* _DIRECTIONS_: Print each line exactly as it is given.

* _Entries from a dataset_:

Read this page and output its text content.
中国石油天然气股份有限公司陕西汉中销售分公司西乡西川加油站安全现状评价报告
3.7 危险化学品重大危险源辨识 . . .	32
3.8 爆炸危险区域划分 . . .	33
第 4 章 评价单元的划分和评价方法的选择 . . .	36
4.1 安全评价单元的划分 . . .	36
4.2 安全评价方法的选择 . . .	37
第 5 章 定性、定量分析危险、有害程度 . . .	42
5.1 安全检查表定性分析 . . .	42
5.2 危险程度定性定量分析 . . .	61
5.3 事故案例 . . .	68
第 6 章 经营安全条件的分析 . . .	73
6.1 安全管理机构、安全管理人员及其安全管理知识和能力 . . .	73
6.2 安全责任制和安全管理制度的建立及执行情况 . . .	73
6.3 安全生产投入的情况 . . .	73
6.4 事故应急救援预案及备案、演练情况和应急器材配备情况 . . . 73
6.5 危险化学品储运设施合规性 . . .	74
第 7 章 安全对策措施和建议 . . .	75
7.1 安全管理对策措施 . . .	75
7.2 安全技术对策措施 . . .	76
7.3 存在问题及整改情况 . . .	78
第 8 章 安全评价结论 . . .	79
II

* _SOLUTION TO THIS TASK_:
Read this page and output its text content.
中国石油天然气股份有限公司陕西汉中销售分公司西乡西川加油站安全现状评价报告
3.7 危险化学品重大危险源辨识 . . .	32
3.8 爆炸危险区域划分 . . .	33
第 4 章 评价单元的划分和评价方法的选择 . . .	36
4.1 安全评价单元的划分 . . .	36
4.2 安全评价方法的选择 . . .	37
第 5 章 定性、定量分析危险、有害程度 . . .	42
5.1 安全检查表定性分析 . . .	42
5.2 危险程度定性定量分析 . . .	61
5.3 事故案例 . . .	68
第 6 章 经营安全条件的分析 . . .	73
6.1 安全管理机构、安全管理人员及其安全管理知识和能力 . . .	73
6.2 安全责任制和安全管理制度的建立及执行情况 . . .	73
6.3 安全生产投入的情况 . . .	73
6.4 事故应急救援预案及备案、演练情况和应急器材配备情况 . . . 73
6.5 危险化学品储运设施合规性 . . .	74
第 7 章 安全对策措施和建议 . . .	75
7.1 安全管理对策措施 . . .	75
7.2 安全技术对策措施 . . .	76
7.3 存在问题及整改情况 . . .	78
第 8 章 安全评价结论 . . .	79
II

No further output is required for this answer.